>>>

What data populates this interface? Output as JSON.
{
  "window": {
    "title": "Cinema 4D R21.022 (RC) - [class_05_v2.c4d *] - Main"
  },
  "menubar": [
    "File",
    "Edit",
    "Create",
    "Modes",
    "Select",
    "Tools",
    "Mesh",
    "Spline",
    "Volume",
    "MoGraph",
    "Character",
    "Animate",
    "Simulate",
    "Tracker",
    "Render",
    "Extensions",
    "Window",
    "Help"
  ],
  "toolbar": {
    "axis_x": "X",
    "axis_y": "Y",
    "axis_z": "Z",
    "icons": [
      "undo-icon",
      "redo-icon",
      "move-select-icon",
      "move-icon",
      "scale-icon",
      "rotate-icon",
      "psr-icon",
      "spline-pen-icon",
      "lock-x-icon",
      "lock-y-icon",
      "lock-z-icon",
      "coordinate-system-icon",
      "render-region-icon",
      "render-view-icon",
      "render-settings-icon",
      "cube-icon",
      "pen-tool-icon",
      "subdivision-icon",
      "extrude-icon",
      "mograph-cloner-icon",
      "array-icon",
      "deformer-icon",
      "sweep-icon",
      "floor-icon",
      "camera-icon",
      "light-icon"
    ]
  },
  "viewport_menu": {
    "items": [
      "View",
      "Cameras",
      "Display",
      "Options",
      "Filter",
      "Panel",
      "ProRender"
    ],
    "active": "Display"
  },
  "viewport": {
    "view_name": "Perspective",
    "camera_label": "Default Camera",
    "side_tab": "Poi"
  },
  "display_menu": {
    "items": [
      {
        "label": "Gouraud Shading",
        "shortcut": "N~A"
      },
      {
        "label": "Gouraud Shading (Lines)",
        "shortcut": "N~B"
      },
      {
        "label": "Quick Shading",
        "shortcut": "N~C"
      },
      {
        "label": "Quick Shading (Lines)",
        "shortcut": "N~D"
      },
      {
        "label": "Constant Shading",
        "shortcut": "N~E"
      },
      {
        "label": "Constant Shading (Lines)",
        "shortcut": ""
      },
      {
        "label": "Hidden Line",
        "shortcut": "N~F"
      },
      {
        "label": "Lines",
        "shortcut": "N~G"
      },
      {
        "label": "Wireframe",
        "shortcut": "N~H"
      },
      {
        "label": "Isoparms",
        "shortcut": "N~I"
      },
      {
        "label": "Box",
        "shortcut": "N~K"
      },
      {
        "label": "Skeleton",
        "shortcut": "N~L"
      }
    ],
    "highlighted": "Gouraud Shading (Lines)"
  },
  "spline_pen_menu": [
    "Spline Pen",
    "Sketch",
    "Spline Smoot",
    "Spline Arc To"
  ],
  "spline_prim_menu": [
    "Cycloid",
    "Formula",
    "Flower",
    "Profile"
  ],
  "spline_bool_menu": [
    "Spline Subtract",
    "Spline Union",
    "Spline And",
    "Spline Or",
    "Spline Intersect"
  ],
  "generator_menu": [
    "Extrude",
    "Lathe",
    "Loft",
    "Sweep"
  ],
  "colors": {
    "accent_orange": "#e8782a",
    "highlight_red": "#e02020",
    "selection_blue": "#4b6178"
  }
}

<<<

**Aim**. Your task is to retype all the records above with nothing left out.

**Task solution**.
What data populates this interface? Output as JSON.
{
  "window": {
    "title": "Cinema 4D R21.022 (RC) - [class_05_v2.c4d *] - Main"
  },
  "menubar": [
    "File",
    "Edit",
    "Create",
    "Modes",
    "Select",
    "Tools",
    "Mesh",
    "Spline",
    "Volume",
    "MoGraph",
    "Character",
    "Animate",
    "Simulate",
    "Tracker",
    "Render",
    "Extensions",
    "Window",
    "Help"
  ],
  "toolbar": {
    "axis_x": "X",
    "axis_y": "Y",
    "axis_z": "Z",
    "icons": [
      "undo-icon",
      "redo-icon",
      "move-select-icon",
      "move-icon",
      "scale-icon",
      "rotate-icon",
      "psr-icon",
      "spline-pen-icon",
      "lock-x-icon",
      "lock-y-icon",
      "lock-z-icon",
      "coordinate-system-icon",
      "render-region-icon",
      "render-view-icon",
      "render-settings-icon",
      "cube-icon",
      "pen-tool-icon",
      "subdivision-icon",
      "extrude-icon",
      "mograph-cloner-icon",
      "array-icon",
      "deformer-icon",
      "sweep-icon",
      "floor-icon",
      "camera-icon",
      "light-icon"
    ]
  },
  "viewport_menu": {
    "items": [
      "View",
      "Cameras",
      "Display",
      "Options",
      "Filter",
      "Panel",
      "ProRender"
    ],
    "active": "Display"
  },
  "viewport": {
    "view_name": "Perspective",
    "camera_label": "Default Camera",
    "side_tab": "Poi"
  },
  "display_menu": {
    "items": [
      {
        "label": "Gouraud Shading",
        "shortcut": "N~A"
      },
      {
        "label": "Gouraud Shading (Lines)",
        "shortcut": "N~B"
      },
      {
        "label": "Quick Shading",
        "shortcut": "N~C"
      },
      {
        "label": "Quick Shading (Lines)",
        "shortcut": "N~D"
      },
      {
        "label": "Constant Shading",
        "shortcut": "N~E"
      },
      {
        "label": "Constant Shading (Lines)",
        "shortcut": ""
      },
      {
        "label": "Hidden Line",
        "shortcut": "N~F"
      },
      {
        "label": "Lines",
        "shortcut": "N~G"
      },
      {
        "label": "Wireframe",
        "shortcut": "N~H"
      },
      {
        "label": "Isoparms",
        "shortcut": "N~I"
      },
      {
        "label": "Box",
        "shortcut": "N~K"
      },
      {
        "label": "Skeleton",
        "shortcut": "N~L"
      }
    ],
    "highlighted": "Gouraud Shading (Lines)"
  },
  "spline_pen_menu": [
    "Spline Pen",
    "Sketch",
    "Spline Smoot",
    "Spline Arc To"
  ],
  "spline_prim_menu": [
    "Cycloid",
    "Formula",
    "Flower",
    "Profile"
  ],
  "spline_bool_menu": [
    "Spline Subtract",
    "Spline Union",
    "Spline And",
    "Spline Or",
    "Spline Intersect"
  ],
  "generator_menu": [
    "Extrude",
    "Lathe",
    "Loft",
    "Sweep"
  ],
  "colors": {
    "accent_orange": "#e8782a",
    "highlight_red": "#e02020",
    "selection_blue": "#4b6178"
  }
}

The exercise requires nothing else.